Records from a data source
--------

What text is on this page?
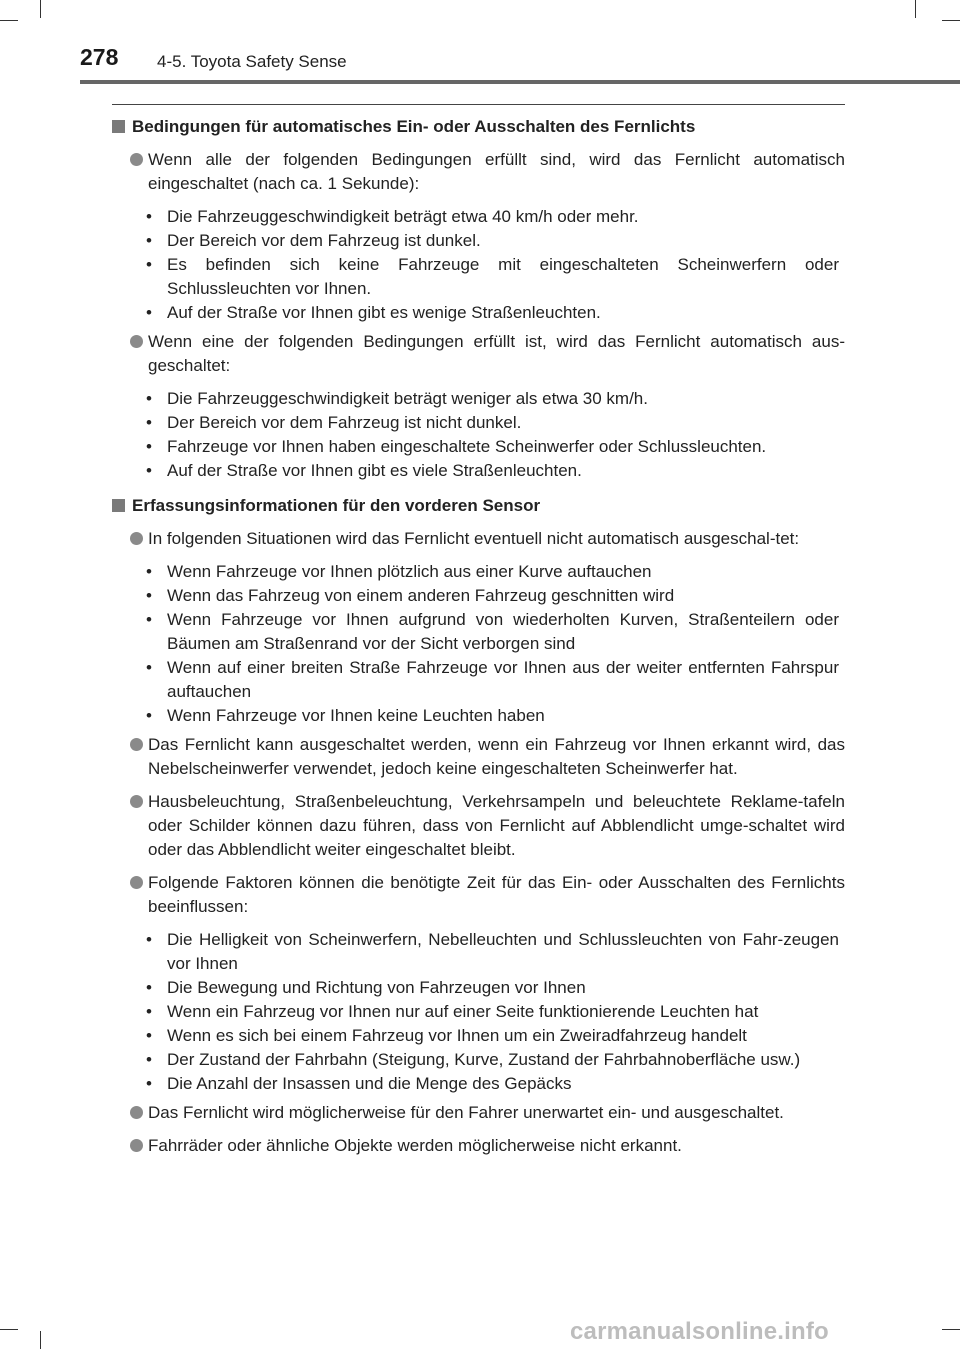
278 4-5. Toyota Safety Sense
Bedingungen für automatisches Ein- oder Ausschalten des Fernlichts
Wenn alle der folgenden Bedingungen erfüllt sind, wird das Fernlicht automatisch eingeschaltet (nach ca. 1 Sekunde):
• Die Fahrzeuggeschwindigkeit beträgt etwa 40 km/h oder mehr.
• Der Bereich vor dem Fahrzeug ist dunkel.
• Es befinden sich keine Fahrzeuge mit eingeschalteten Scheinwerfern oder Schlussleuchten vor Ihnen.
• Auf der Straße vor Ihnen gibt es wenige Straßenleuchten.
Wenn eine der folgenden Bedingungen erfüllt ist, wird das Fernlicht automatisch aus-geschaltet:
• Die Fahrzeuggeschwindigkeit beträgt weniger als etwa 30 km/h.
• Der Bereich vor dem Fahrzeug ist nicht dunkel.
• Fahrzeuge vor Ihnen haben eingeschaltete Scheinwerfer oder Schlussleuchten.
• Auf der Straße vor Ihnen gibt es viele Straßenleuchten.
Erfassungsinformationen für den vorderen Sensor
In folgenden Situationen wird das Fernlicht eventuell nicht automatisch ausgeschal-tet:
• Wenn Fahrzeuge vor Ihnen plötzlich aus einer Kurve auftauchen
• Wenn das Fahrzeug von einem anderen Fahrzeug geschnitten wird
• Wenn Fahrzeuge vor Ihnen aufgrund von wiederholten Kurven, Straßenteilern oder Bäumen am Straßenrand vor der Sicht verborgen sind
• Wenn auf einer breiten Straße Fahrzeuge vor Ihnen aus der weiter entfernten Fahrspur auftauchen
• Wenn Fahrzeuge vor Ihnen keine Leuchten haben
Das Fernlicht kann ausgeschaltet werden, wenn ein Fahrzeug vor Ihnen erkannt wird, das Nebelscheinwerfer verwendet, jedoch keine eingeschalteten Scheinwerfer hat.
Hausbeleuchtung, Straßenbeleuchtung, Verkehrsampeln und beleuchtete Reklame-tafeln oder Schilder können dazu führen, dass von Fernlicht auf Abblendlicht umge-schaltet wird oder das Abblendlicht weiter eingeschaltet bleibt.
Folgende Faktoren können die benötigte Zeit für das Ein- oder Ausschalten des Fernlichts beeinflussen:
• Die Helligkeit von Scheinwerfern, Nebelleuchten und Schlussleuchten von Fahr-zeugen vor Ihnen
• Die Bewegung und Richtung von Fahrzeugen vor Ihnen
• Wenn ein Fahrzeug vor Ihnen nur auf einer Seite funktionierende Leuchten hat
• Wenn es sich bei einem Fahrzeug vor Ihnen um ein Zweiradfahrzeug handelt
• Der Zustand der Fahrbahn (Steigung, Kurve, Zustand der Fahrbahnoberfläche usw.)
• Die Anzahl der Insassen und die Menge des Gepäcks
Das Fernlicht wird möglicherweise für den Fahrer unerwartet ein- und ausgeschaltet.
Fahrräder oder ähnliche Objekte werden möglicherweise nicht erkannt.
carmanualsonline.info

--------

Task prompt -> Retype each entry precisely. Skip images entirely.

In response ->
What text is on this page?
278 4-5. Toyota Safety Sense
Bedingungen für automatisches Ein- oder Ausschalten des Fernlichts
Wenn alle der folgenden Bedingungen erfüllt sind, wird das Fernlicht automatisch eingeschaltet (nach ca. 1 Sekunde):
• Die Fahrzeuggeschwindigkeit beträgt etwa 40 km/h oder mehr.
• Der Bereich vor dem Fahrzeug ist dunkel.
• Es befinden sich keine Fahrzeuge mit eingeschalteten Scheinwerfern oder Schlussleuchten vor Ihnen.
• Auf der Straße vor Ihnen gibt es wenige Straßenleuchten.
Wenn eine der folgenden Bedingungen erfüllt ist, wird das Fernlicht automatisch aus-geschaltet:
• Die Fahrzeuggeschwindigkeit beträgt weniger als etwa 30 km/h.
• Der Bereich vor dem Fahrzeug ist nicht dunkel.
• Fahrzeuge vor Ihnen haben eingeschaltete Scheinwerfer oder Schlussleuchten.
• Auf der Straße vor Ihnen gibt es viele Straßenleuchten.
Erfassungsinformationen für den vorderen Sensor
In folgenden Situationen wird das Fernlicht eventuell nicht automatisch ausgeschal-tet:
• Wenn Fahrzeuge vor Ihnen plötzlich aus einer Kurve auftauchen
• Wenn das Fahrzeug von einem anderen Fahrzeug geschnitten wird
• Wenn Fahrzeuge vor Ihnen aufgrund von wiederholten Kurven, Straßenteilern oder Bäumen am Straßenrand vor der Sicht verborgen sind
• Wenn auf einer breiten Straße Fahrzeuge vor Ihnen aus der weiter entfernten Fahrspur auftauchen
• Wenn Fahrzeuge vor Ihnen keine Leuchten haben
Das Fernlicht kann ausgeschaltet werden, wenn ein Fahrzeug vor Ihnen erkannt wird, das Nebelscheinwerfer verwendet, jedoch keine eingeschalteten Scheinwerfer hat.
Hausbeleuchtung, Straßenbeleuchtung, Verkehrsampeln und beleuchtete Reklame-tafeln oder Schilder können dazu führen, dass von Fernlicht auf Abblendlicht umge-schaltet wird oder das Abblendlicht weiter eingeschaltet bleibt.
Folgende Faktoren können die benötigte Zeit für das Ein- oder Ausschalten des Fernlichts beeinflussen:
• Die Helligkeit von Scheinwerfern, Nebelleuchten und Schlussleuchten von Fahr-zeugen vor Ihnen
• Die Bewegung und Richtung von Fahrzeugen vor Ihnen
• Wenn ein Fahrzeug vor Ihnen nur auf einer Seite funktionierende Leuchten hat
• Wenn es sich bei einem Fahrzeug vor Ihnen um ein Zweiradfahrzeug handelt
• Der Zustand der Fahrbahn (Steigung, Kurve, Zustand der Fahrbahnoberfläche usw.)
• Die Anzahl der Insassen und die Menge des Gepäcks
Das Fernlicht wird möglicherweise für den Fahrer unerwartet ein- und ausgeschaltet.
Fahrräder oder ähnliche Objekte werden möglicherweise nicht erkannt.
carmanualsonline.info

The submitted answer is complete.